*Task details*
All records are to be retyped faithfully and completely.

*Given information*
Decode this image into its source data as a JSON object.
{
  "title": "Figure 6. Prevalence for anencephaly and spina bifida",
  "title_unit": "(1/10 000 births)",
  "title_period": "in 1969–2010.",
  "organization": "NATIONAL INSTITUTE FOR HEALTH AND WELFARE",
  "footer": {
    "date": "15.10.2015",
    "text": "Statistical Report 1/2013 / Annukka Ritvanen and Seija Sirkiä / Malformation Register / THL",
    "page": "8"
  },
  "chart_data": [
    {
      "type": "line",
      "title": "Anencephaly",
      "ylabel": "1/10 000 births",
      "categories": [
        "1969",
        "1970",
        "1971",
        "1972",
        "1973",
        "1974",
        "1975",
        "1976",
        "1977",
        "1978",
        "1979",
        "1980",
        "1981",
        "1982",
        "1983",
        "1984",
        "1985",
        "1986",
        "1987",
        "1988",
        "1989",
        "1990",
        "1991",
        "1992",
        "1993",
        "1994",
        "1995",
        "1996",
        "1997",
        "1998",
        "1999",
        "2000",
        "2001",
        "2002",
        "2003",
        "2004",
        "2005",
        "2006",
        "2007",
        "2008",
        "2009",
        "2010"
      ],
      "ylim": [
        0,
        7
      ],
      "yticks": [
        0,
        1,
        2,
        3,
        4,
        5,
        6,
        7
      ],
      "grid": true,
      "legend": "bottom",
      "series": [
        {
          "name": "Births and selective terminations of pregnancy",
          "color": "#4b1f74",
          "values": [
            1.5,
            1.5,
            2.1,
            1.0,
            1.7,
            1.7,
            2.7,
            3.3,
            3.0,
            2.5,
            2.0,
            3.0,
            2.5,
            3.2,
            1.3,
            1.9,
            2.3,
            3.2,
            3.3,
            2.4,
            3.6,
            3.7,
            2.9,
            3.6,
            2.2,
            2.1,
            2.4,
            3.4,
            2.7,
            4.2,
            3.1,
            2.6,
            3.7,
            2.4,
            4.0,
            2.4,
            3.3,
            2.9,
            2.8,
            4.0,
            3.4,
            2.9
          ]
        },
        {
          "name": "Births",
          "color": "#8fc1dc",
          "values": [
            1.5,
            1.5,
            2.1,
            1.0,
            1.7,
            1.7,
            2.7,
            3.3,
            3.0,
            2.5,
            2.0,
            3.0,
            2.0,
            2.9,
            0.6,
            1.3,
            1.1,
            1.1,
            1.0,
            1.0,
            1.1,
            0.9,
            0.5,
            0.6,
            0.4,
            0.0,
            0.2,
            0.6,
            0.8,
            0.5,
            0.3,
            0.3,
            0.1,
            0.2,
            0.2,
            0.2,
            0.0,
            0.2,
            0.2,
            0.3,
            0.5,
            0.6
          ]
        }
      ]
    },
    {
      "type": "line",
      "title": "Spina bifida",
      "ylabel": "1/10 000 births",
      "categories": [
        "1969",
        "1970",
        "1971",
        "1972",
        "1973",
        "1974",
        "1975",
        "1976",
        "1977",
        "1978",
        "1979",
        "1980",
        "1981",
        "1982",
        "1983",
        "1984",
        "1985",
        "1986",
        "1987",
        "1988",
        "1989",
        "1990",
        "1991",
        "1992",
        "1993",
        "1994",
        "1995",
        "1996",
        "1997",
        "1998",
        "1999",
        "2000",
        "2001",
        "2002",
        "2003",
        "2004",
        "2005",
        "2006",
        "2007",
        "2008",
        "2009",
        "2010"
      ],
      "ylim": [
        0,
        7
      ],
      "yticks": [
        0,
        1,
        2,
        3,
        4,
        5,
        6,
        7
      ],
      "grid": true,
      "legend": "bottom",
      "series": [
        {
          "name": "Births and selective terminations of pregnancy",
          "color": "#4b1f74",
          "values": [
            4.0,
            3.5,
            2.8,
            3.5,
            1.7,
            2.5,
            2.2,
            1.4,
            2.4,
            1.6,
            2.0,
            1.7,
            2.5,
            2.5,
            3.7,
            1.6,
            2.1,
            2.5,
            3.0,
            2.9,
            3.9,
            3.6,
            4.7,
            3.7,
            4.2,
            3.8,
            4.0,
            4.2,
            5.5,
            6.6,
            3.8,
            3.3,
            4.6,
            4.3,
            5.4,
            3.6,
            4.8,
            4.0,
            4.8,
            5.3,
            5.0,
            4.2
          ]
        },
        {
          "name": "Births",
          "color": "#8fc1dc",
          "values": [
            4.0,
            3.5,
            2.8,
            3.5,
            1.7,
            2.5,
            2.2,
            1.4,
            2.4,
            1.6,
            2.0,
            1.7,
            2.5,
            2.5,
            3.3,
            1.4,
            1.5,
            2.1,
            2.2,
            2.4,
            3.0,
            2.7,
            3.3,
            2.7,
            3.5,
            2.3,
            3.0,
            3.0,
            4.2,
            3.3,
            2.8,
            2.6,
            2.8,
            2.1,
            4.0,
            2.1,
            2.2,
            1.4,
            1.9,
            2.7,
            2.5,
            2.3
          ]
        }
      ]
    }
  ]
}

*Final result*
Decode this image into its source data as a JSON object.
{
  "title": "Figure 6. Prevalence for anencephaly and spina bifida",
  "title_unit": "(1/10 000 births)",
  "title_period": "in 1969–2010.",
  "organization": "NATIONAL INSTITUTE FOR HEALTH AND WELFARE",
  "footer": {
    "date": "15.10.2015",
    "text": "Statistical Report 1/2013 / Annukka Ritvanen and Seija Sirkiä / Malformation Register / THL",
    "page": "8"
  },
  "chart_data": [
    {
      "type": "line",
      "title": "Anencephaly",
      "ylabel": "1/10 000 births",
      "categories": [
        "1969",
        "1970",
        "1971",
        "1972",
        "1973",
        "1974",
        "1975",
        "1976",
        "1977",
        "1978",
        "1979",
        "1980",
        "1981",
        "1982",
        "1983",
        "1984",
        "1985",
        "1986",
        "1987",
        "1988",
        "1989",
        "1990",
        "1991",
        "1992",
        "1993",
        "1994",
        "1995",
        "1996",
        "1997",
        "1998",
        "1999",
        "2000",
        "2001",
        "2002",
        "2003",
        "2004",
        "2005",
        "2006",
        "2007",
        "2008",
        "2009",
        "2010"
      ],
      "ylim": [
        0,
        7
      ],
      "yticks": [
        0,
        1,
        2,
        3,
        4,
        5,
        6,
        7
      ],
      "grid": true,
      "legend": "bottom",
      "series": [
        {
          "name": "Births and selective terminations of pregnancy",
          "color": "#4b1f74",
          "values": [
            1.5,
            1.5,
            2.1,
            1.0,
            1.7,
            1.7,
            2.7,
            3.3,
            3.0,
            2.5,
            2.0,
            3.0,
            2.5,
            3.2,
            1.3,
            1.9,
            2.3,
            3.2,
            3.3,
            2.4,
            3.6,
            3.7,
            2.9,
            3.6,
            2.2,
            2.1,
            2.4,
            3.4,
            2.7,
            4.2,
            3.1,
            2.6,
            3.7,
            2.4,
            4.0,
            2.4,
            3.3,
            2.9,
            2.8,
            4.0,
            3.4,
            2.9
          ]
        },
        {
          "name": "Births",
          "color": "#8fc1dc",
          "values": [
            1.5,
            1.5,
            2.1,
            1.0,
            1.7,
            1.7,
            2.7,
            3.3,
            3.0,
            2.5,
            2.0,
            3.0,
            2.0,
            2.9,
            0.6,
            1.3,
            1.1,
            1.1,
            1.0,
            1.0,
            1.1,
            0.9,
            0.5,
            0.6,
            0.4,
            0.0,
            0.2,
            0.6,
            0.8,
            0.5,
            0.3,
            0.3,
            0.1,
            0.2,
            0.2,
            0.2,
            0.0,
            0.2,
            0.2,
            0.3,
            0.5,
            0.6
          ]
        }
      ]
    },
    {
      "type": "line",
      "title": "Spina bifida",
      "ylabel": "1/10 000 births",
      "categories": [
        "1969",
        "1970",
        "1971",
        "1972",
        "1973",
        "1974",
        "1975",
        "1976",
        "1977",
        "1978",
        "1979",
        "1980",
        "1981",
        "1982",
        "1983",
        "1984",
        "1985",
        "1986",
        "1987",
        "1988",
        "1989",
        "1990",
        "1991",
        "1992",
        "1993",
        "1994",
        "1995",
        "1996",
        "1997",
        "1998",
        "1999",
        "2000",
        "2001",
        "2002",
        "2003",
        "2004",
        "2005",
        "2006",
        "2007",
        "2008",
        "2009",
        "2010"
      ],
      "ylim": [
        0,
        7
      ],
      "yticks": [
        0,
        1,
        2,
        3,
        4,
        5,
        6,
        7
      ],
      "grid": true,
      "legend": "bottom",
      "series": [
        {
          "name": "Births and selective terminations of pregnancy",
          "color": "#4b1f74",
          "values": [
            4.0,
            3.5,
            2.8,
            3.5,
            1.7,
            2.5,
            2.2,
            1.4,
            2.4,
            1.6,
            2.0,
            1.7,
            2.5,
            2.5,
            3.7,
            1.6,
            2.1,
            2.5,
            3.0,
            2.9,
            3.9,
            3.6,
            4.7,
            3.7,
            4.2,
            3.8,
            4.0,
            4.2,
            5.5,
            6.6,
            3.8,
            3.3,
            4.6,
            4.3,
            5.4,
            3.6,
            4.8,
            4.0,
            4.8,
            5.3,
            5.0,
            4.2
          ]
        },
        {
          "name": "Births",
          "color": "#8fc1dc",
          "values": [
            4.0,
            3.5,
            2.8,
            3.5,
            1.7,
            2.5,
            2.2,
            1.4,
            2.4,
            1.6,
            2.0,
            1.7,
            2.5,
            2.5,
            3.3,
            1.4,
            1.5,
            2.1,
            2.2,
            2.4,
            3.0,
            2.7,
            3.3,
            2.7,
            3.5,
            2.3,
            3.0,
            3.0,
            4.2,
            3.3,
            2.8,
            2.6,
            2.8,
            2.1,
            4.0,
            2.1,
            2.2,
            1.4,
            1.9,
            2.7,
            2.5,
            2.3
          ]
        }
      ]
    }
  ]
}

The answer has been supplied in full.